**INSTRUCTIONS**
- a) In the account of the Chattahoochee hospital stay, on what date did neurosurgeons remove the Arnold Chiari Malformation?
- b) From the account of the Chattahoochee hospital stay, write out the stretch from "On 1.16.1988, I" through "abuses started !!!".

**DOCUMENT EXTRACT**
=======

In November 1987, Mom went to Chattahoochee, raising Holy Hell with the hospital administrator, Dr. Ivory: "Why wasn't he treated for neurological disorder? Why does he weigh only 102 lbs. now  (stands 6'1"? Why is Patrick still completely paralyzed? "

Almost immediately, Dr. Ivory had me shipped to Shands Hospital in Gainesville, Florida for intensive examination. After several days there, doctors at Shands decided only one thing:  that I was faking paralysis to my  entire body.  I was returned to Florida State Hospital at Chattahoochee with a new diagnosis:  paranoid shizophrenic.  Once again I was placed in the geriatric  unit.

On December 22, 1987, Shands Hospital, again, requested that Dr. Ivory send me for more exams.

The next day, 12.23.1987, an international team of neurosurgeons removed a 10 1/2" -long Arnold Chiari Malformation (the cause of complete paralysis in my body; it was growing down the spinal column), a benign brain tumor and 2 " of neck vertebrae. (Apparently, the diagnosis of "psychosis" was incorrect.) Neurosurgeons stated that I would be on a gurnie for life, utilizing a feeding tube.

On 1.16.1988, I was transported back to Chattahoochee - Level 4 of Unit 4.  There, I was regarded as royalty:  life was good, and I was recovering slowly but surely, until...

The abuses started !!!

In line at the cafeteria, waiting for my meal tray, Roy Saylor, another patient, charged at me hitting his fist to my forehead. I immediately fell on my face, the plate in my head went C-L-A-N-G-, and blood gushed on the floor.  Staff did nothing for a few minutes, until Mr. Al Jackson checked my vitals then called the ambulance.  I was brought to the Medical Unit for sutures by a  surgeon then retrned to Unit 4.  (The scarring is delicately hidden in my eyebrows).  I wasn't allowed to call home to notify.

=======

**GIVEN INFORMATION**
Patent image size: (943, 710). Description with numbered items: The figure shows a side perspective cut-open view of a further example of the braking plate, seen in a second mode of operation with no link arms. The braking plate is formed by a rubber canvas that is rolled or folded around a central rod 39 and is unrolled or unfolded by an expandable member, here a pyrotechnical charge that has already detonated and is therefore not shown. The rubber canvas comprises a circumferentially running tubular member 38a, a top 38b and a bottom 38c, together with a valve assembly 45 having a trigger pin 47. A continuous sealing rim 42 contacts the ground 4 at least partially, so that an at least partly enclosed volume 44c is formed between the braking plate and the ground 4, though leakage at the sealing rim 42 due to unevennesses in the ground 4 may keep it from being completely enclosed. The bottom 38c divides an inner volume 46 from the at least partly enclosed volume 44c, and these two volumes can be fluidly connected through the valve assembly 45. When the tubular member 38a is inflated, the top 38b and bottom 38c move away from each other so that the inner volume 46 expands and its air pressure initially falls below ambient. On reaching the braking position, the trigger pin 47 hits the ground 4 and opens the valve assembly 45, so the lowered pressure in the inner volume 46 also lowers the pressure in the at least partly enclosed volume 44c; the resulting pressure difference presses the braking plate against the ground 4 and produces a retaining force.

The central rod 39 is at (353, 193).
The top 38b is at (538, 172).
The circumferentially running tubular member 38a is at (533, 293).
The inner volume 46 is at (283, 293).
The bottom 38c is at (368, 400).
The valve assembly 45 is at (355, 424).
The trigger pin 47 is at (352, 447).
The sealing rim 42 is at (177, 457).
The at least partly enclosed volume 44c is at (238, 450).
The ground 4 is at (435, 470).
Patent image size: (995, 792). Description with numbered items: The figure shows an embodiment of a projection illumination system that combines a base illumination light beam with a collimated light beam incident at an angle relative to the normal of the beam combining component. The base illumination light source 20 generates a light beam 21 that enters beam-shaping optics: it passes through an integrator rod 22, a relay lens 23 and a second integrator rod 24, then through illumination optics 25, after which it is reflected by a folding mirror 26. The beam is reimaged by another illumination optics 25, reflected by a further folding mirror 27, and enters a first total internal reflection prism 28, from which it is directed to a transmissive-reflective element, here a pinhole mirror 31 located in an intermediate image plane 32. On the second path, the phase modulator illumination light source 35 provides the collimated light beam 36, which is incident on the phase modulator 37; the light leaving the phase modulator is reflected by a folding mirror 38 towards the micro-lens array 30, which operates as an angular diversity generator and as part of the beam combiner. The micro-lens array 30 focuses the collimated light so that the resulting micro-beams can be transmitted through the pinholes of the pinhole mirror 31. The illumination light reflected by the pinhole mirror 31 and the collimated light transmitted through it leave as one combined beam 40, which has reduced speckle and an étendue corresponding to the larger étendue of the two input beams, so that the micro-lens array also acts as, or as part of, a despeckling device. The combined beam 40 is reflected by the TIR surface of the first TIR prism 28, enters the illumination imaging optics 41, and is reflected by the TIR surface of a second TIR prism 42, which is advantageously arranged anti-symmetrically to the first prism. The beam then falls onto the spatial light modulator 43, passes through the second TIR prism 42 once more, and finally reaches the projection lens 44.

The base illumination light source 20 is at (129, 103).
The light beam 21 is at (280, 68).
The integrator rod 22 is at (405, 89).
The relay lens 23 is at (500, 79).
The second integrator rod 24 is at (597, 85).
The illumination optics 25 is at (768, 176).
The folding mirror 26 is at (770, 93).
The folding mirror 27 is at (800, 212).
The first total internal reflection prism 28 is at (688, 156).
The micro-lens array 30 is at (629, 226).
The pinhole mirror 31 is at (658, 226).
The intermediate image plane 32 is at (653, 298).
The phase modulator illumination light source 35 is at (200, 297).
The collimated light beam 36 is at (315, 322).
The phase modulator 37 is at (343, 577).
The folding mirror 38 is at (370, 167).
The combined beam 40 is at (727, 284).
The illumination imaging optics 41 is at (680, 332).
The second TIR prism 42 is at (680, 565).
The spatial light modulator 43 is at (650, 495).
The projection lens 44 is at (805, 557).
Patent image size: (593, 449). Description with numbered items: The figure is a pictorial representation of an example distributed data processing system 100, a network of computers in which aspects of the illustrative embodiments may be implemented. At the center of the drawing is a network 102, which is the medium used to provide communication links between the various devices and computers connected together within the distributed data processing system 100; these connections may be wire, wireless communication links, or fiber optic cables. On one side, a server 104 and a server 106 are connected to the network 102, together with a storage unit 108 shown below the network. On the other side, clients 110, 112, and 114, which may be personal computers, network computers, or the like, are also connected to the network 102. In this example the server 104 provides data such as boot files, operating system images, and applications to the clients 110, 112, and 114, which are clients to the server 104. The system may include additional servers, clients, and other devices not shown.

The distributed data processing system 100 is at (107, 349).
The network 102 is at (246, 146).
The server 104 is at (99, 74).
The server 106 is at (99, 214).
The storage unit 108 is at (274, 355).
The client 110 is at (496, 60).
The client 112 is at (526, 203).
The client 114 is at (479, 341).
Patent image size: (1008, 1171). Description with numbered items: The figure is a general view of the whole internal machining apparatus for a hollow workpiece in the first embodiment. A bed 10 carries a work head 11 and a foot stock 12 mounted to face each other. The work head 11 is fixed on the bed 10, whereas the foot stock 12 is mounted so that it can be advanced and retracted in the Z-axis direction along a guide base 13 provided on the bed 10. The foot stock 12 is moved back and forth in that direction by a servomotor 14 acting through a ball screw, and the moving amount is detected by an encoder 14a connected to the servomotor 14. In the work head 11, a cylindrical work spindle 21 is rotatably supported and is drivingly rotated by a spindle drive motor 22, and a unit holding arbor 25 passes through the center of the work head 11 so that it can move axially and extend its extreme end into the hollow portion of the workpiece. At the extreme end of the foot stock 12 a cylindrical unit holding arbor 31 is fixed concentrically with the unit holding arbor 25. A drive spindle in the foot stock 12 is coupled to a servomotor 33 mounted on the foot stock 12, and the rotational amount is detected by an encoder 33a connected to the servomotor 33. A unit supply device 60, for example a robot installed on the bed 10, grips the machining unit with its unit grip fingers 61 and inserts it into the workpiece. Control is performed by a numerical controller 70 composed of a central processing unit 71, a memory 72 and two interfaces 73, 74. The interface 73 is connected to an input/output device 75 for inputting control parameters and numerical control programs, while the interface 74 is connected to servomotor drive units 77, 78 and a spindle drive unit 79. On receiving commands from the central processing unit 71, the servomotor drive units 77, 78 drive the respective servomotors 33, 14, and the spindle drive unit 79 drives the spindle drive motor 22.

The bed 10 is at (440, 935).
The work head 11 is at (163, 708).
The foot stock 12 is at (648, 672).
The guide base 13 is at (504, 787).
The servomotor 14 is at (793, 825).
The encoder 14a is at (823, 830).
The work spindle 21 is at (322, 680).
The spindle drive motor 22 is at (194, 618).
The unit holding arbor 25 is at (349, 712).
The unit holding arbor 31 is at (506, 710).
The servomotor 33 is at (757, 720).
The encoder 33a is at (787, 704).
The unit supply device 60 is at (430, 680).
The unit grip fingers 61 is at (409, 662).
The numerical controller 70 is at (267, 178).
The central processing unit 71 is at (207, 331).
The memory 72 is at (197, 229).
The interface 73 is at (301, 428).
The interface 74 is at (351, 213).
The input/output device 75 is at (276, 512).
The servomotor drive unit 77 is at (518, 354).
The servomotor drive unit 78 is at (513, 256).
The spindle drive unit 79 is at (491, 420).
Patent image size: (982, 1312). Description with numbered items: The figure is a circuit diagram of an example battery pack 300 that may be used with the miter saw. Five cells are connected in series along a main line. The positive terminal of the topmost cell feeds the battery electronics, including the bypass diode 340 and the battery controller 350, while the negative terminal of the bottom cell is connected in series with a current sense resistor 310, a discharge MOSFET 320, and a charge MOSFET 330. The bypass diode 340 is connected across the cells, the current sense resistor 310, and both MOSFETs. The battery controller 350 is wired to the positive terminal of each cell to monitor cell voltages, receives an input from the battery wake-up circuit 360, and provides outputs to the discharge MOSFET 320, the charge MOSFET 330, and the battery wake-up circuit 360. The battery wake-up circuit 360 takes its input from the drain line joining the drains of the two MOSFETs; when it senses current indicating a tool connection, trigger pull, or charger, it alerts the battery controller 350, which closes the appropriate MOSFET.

=======

**SOLUTIONS PER TASK**
- a) December 23, 1987 (12.23.1987).

- b)
On 1.16.1988, I was transported back to Chattahoochee - Level 4 of Unit 4.  There, I was regarded as royalty:  life was good, and I was recovering slowly but surely, until...

The abuses started !!!